▶ _Work to do_
Gather all lines with "caption" from the records.
* * * * * * *
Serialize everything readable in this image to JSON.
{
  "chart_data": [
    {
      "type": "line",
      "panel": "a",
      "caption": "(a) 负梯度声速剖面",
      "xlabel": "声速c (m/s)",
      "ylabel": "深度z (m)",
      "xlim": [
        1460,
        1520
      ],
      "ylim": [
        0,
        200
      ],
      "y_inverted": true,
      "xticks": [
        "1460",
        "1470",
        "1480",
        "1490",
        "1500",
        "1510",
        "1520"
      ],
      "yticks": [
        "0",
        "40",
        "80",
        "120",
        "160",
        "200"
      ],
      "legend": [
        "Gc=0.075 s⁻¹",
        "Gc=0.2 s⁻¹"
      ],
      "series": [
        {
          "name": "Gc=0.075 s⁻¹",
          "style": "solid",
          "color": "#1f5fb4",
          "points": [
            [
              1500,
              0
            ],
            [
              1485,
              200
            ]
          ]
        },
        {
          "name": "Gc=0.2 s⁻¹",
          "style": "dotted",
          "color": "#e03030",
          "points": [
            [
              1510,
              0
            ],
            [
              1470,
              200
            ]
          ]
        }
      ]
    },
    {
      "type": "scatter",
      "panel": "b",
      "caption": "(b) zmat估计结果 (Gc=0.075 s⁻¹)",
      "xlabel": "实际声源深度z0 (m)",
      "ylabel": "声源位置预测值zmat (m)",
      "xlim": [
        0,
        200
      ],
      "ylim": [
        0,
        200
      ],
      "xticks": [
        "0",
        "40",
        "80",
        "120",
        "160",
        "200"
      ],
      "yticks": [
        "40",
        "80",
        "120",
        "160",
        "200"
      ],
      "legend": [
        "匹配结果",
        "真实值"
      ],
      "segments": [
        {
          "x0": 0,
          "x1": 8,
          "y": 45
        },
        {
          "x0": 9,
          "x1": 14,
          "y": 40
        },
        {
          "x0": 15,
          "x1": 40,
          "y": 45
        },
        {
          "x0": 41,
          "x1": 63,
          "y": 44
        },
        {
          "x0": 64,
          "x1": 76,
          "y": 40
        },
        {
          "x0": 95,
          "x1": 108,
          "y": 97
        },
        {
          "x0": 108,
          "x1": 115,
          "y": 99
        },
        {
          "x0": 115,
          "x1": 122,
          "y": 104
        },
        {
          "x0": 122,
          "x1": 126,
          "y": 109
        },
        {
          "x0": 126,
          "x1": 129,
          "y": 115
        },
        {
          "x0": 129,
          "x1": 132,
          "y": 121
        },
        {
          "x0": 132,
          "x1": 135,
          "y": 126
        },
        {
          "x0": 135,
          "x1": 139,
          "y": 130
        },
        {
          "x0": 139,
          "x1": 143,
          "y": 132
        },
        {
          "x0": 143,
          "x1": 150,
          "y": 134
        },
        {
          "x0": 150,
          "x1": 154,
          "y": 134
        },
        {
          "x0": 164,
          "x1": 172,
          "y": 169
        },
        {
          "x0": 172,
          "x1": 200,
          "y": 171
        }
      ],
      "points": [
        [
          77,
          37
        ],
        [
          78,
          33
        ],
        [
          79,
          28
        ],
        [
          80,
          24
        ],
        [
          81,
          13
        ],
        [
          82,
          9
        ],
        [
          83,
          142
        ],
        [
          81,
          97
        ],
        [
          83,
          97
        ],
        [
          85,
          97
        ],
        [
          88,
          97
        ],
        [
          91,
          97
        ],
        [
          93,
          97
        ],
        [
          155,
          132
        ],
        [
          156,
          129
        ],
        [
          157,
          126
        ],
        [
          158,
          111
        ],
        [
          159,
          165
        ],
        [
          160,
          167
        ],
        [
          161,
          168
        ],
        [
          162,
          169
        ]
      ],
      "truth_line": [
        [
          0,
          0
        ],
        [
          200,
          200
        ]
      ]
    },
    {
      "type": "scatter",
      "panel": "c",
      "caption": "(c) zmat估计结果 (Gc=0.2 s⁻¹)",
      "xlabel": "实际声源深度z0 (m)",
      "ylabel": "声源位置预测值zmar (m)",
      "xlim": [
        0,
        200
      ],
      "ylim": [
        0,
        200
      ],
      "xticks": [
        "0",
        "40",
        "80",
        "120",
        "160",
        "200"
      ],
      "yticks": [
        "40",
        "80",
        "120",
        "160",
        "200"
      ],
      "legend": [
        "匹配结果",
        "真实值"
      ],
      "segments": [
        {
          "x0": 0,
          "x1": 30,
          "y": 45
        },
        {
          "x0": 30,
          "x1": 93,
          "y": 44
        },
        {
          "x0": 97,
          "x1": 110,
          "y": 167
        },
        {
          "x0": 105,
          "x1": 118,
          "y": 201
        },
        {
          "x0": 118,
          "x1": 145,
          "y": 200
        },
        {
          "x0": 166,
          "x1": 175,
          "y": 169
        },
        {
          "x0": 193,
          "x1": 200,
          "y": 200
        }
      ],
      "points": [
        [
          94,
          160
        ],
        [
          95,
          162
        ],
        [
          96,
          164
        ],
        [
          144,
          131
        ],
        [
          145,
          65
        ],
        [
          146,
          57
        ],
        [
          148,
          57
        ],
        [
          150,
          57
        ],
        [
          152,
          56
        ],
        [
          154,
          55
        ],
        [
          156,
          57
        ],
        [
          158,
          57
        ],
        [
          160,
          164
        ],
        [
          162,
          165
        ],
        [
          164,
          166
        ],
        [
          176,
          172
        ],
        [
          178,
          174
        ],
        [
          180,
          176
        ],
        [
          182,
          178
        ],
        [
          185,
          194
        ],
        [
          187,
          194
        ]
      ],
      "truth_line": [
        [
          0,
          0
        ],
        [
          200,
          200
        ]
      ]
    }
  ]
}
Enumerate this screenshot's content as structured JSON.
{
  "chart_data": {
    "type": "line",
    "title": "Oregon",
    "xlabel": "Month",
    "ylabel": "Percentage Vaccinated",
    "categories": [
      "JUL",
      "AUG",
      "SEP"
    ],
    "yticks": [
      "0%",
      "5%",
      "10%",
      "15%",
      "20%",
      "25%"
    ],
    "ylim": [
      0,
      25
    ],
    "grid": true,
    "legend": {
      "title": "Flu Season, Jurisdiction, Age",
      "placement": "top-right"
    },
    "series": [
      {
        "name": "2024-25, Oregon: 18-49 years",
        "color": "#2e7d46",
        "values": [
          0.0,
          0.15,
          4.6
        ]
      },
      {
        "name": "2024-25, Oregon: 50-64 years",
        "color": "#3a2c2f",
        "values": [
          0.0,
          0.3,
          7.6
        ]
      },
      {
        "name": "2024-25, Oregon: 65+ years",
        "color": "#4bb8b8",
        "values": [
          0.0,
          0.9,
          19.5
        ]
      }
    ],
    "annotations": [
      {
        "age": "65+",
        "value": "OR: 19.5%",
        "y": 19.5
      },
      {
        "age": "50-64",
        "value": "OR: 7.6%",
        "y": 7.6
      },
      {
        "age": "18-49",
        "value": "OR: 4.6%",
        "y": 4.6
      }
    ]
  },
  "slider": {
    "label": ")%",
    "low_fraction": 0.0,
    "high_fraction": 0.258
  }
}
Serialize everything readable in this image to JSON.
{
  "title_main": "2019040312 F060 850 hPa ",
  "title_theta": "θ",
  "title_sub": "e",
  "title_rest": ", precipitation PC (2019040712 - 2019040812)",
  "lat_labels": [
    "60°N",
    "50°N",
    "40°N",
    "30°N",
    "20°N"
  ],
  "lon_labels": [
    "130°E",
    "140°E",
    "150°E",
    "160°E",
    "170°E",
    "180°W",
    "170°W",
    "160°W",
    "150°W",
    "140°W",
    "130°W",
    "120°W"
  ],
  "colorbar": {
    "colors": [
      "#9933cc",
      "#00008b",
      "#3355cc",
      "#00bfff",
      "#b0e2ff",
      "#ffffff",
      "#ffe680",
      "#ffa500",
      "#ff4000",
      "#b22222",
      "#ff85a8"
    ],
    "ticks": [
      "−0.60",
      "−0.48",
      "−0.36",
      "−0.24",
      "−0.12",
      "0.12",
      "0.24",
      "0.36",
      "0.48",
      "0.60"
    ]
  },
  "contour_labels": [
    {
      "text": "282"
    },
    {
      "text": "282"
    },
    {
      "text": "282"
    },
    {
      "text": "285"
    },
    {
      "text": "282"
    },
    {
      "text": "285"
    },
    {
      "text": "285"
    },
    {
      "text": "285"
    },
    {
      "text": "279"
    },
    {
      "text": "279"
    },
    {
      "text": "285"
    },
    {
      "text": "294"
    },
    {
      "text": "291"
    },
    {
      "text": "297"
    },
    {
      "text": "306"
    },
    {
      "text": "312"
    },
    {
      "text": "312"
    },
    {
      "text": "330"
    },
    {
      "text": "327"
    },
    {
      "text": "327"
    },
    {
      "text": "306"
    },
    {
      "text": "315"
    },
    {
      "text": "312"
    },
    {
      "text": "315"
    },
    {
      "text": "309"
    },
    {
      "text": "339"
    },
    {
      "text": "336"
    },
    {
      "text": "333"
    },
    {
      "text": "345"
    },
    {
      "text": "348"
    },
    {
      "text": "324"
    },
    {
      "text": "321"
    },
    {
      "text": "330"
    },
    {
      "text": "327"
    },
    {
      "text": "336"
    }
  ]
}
* * * * * * *
▶ _Complete output_
      "caption": "(a) 负梯度声速剖面",
      "caption": "(b) zmat估计结果 (Gc=0.075 s⁻¹)",
      "caption": "(c) zmat估计结果 (Gc=0.2 s⁻¹)",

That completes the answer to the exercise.